Your answer should be a single number: the count of lines holding the word "CDFI".

::::::

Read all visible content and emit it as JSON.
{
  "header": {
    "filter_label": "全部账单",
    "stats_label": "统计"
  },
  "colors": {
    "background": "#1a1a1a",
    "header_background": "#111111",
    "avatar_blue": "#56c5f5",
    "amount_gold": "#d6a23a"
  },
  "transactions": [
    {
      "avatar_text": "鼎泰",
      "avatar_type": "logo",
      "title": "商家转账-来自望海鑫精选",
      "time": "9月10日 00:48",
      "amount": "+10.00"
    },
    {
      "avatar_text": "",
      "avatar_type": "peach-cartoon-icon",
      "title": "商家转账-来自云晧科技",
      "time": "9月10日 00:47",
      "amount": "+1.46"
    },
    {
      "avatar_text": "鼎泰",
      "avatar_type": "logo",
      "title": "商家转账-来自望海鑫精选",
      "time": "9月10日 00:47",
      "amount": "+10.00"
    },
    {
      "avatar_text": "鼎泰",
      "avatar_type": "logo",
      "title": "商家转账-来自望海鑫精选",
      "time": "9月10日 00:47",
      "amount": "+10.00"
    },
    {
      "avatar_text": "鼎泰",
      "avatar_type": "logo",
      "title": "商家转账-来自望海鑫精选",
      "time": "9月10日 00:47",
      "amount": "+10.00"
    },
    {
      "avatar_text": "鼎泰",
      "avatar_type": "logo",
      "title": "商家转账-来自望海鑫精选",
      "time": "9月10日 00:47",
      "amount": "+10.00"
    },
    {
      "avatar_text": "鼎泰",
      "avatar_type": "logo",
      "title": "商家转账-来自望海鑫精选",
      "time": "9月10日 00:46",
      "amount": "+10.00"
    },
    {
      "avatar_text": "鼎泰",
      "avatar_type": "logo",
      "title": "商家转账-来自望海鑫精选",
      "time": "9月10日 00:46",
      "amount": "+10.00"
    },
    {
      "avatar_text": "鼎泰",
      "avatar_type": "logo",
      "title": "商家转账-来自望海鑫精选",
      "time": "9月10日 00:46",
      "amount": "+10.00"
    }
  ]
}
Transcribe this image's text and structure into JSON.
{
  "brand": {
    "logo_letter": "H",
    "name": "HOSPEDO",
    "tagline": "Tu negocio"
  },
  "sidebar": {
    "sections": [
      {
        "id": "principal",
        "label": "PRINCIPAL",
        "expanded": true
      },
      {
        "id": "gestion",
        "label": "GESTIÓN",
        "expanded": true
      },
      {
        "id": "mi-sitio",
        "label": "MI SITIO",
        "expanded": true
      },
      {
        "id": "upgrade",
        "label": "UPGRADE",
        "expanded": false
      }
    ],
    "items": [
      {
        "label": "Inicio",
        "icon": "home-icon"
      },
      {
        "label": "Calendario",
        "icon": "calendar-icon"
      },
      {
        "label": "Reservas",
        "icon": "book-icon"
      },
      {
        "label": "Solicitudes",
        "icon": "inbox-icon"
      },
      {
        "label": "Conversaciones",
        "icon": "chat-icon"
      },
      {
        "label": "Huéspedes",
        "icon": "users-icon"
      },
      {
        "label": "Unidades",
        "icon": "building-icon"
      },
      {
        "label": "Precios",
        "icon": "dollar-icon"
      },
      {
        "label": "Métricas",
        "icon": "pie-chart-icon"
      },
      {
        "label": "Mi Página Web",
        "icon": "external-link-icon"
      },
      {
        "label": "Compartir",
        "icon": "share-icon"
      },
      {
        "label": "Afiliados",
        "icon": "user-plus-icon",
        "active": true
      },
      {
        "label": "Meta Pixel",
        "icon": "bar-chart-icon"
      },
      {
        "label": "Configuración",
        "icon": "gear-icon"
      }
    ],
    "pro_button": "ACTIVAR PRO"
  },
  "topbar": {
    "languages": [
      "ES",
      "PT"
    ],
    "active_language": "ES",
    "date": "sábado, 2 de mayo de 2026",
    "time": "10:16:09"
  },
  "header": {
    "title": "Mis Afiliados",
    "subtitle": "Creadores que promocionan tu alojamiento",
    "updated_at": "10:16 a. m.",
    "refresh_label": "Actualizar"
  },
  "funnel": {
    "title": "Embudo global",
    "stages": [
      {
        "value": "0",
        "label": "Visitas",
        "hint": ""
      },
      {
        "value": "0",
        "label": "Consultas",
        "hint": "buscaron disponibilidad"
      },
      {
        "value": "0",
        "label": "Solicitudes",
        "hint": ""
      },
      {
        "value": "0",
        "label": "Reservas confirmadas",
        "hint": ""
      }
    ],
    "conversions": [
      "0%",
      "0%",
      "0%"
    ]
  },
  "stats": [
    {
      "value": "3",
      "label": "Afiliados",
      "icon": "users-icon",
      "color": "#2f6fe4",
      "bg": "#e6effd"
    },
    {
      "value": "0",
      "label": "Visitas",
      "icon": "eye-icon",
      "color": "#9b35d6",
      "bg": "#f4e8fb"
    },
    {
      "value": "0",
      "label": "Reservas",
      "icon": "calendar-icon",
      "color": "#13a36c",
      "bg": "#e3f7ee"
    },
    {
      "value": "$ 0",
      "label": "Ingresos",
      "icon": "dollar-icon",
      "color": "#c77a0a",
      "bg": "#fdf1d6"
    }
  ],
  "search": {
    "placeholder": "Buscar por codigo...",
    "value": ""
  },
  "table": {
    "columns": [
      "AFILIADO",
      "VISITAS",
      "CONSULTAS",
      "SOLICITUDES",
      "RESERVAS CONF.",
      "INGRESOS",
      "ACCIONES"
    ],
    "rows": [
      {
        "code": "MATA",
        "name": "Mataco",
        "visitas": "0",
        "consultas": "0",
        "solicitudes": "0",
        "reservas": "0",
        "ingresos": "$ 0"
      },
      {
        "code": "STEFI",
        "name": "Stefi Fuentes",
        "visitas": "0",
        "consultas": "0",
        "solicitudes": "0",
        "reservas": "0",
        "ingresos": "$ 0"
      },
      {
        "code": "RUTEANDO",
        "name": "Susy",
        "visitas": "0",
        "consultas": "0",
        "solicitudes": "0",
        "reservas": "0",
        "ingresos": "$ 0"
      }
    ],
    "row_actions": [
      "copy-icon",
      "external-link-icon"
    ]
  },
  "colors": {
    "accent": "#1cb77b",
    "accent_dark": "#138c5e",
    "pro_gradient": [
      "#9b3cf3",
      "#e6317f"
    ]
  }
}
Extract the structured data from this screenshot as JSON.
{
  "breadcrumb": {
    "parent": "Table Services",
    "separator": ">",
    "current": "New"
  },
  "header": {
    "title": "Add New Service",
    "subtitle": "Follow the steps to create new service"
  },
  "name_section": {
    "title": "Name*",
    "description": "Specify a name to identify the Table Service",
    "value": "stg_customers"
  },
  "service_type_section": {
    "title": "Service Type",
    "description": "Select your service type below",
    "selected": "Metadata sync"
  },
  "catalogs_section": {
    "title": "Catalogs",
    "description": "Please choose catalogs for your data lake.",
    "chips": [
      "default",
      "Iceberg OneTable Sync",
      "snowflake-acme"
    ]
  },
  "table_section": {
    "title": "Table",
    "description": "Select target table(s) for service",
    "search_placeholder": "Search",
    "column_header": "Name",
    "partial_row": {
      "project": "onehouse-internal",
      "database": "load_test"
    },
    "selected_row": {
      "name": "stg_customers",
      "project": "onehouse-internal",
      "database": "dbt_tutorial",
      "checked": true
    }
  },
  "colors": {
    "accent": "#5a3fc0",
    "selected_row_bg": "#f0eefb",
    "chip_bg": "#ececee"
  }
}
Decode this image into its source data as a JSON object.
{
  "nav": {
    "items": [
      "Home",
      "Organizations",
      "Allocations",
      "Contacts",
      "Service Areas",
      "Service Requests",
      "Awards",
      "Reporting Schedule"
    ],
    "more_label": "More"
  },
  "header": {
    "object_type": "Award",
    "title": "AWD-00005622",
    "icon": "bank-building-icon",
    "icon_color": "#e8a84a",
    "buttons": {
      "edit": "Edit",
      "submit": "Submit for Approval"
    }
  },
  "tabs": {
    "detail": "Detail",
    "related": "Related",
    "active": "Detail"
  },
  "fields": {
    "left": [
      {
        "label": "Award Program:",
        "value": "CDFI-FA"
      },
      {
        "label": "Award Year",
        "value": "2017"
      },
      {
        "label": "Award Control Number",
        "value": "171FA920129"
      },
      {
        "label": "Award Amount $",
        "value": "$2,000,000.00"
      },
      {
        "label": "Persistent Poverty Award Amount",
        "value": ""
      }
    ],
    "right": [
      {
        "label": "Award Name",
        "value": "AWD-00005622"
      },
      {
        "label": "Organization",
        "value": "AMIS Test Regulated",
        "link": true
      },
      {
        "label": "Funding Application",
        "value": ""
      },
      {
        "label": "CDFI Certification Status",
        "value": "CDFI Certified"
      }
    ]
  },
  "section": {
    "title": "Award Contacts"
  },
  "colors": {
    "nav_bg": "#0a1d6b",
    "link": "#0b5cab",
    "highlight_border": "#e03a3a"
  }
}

::::::

» **IN RESPONSE**: 3